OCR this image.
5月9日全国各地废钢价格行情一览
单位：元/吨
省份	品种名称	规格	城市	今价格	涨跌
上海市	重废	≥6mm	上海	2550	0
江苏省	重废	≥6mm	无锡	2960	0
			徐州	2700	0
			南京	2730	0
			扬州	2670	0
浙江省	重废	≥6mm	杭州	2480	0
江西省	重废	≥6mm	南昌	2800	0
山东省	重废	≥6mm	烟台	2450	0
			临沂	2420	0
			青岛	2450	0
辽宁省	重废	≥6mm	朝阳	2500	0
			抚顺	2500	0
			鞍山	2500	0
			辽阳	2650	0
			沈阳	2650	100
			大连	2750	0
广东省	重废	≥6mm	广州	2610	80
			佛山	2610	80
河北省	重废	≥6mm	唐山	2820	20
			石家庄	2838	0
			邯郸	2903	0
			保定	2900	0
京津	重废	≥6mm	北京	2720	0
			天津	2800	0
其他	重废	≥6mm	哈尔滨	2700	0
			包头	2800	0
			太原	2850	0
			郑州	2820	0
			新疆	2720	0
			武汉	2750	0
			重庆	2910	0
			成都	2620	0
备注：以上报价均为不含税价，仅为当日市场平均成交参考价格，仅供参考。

########

PROBLEM REQUIREMENTS
Repeat the data exactly. Leave nothing out.

ANSWER IN FULL
OCR this image.
5月9日全国各地废钢价格行情一览
单位：元/吨
省份	品种名称	规格	城市	今价格	涨跌
上海市	重废	≥6mm	上海	2550	0
江苏省	重废	≥6mm	无锡	2960	0
			徐州	2700	0
			南京	2730	0
			扬州	2670	0
浙江省	重废	≥6mm	杭州	2480	0
江西省	重废	≥6mm	南昌	2800	0
山东省	重废	≥6mm	烟台	2450	0
			临沂	2420	0
			青岛	2450	0
辽宁省	重废	≥6mm	朝阳	2500	0
			抚顺	2500	0
			鞍山	2500	0
			辽阳	2650	0
			沈阳	2650	100
			大连	2750	0
广东省	重废	≥6mm	广州	2610	80
			佛山	2610	80
河北省	重废	≥6mm	唐山	2820	20
			石家庄	2838	0
			邯郸	2903	0
			保定	2900	0
京津	重废	≥6mm	北京	2720	0
			天津	2800	0
其他	重废	≥6mm	哈尔滨	2700	0
			包头	2800	0
			太原	2850	0
			郑州	2820	0
			新疆	2720	0
			武汉	2750	0
			重庆	2910	0
			成都	2620	0
备注：以上报价均为不含税价，仅为当日市场平均成交参考价格，仅供参考。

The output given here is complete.